**WHAT IS BEING ASKED:**
Tally the lines of the data that include the word "entre" and state the total, nothing else.

Start RECORDED DATA

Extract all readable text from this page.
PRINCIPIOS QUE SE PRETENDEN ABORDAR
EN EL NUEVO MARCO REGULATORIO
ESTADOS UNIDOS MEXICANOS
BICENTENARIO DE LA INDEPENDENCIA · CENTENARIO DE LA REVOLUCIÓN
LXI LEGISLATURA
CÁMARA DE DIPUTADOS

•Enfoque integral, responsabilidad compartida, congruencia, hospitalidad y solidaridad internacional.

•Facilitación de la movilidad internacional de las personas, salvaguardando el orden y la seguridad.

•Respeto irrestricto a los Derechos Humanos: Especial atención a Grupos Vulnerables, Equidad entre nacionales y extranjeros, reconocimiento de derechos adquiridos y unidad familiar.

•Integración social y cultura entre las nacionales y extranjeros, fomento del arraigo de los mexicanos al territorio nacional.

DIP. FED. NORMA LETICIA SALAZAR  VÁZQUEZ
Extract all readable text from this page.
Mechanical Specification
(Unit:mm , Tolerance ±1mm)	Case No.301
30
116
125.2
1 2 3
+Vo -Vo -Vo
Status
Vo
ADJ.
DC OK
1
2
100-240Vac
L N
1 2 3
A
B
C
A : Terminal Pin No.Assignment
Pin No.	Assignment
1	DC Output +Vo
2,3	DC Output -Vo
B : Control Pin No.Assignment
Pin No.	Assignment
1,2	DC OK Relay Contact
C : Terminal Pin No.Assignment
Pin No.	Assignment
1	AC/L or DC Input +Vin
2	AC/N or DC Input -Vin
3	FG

End RECORDED DATA

**COMPLETE RESPONSE:**
2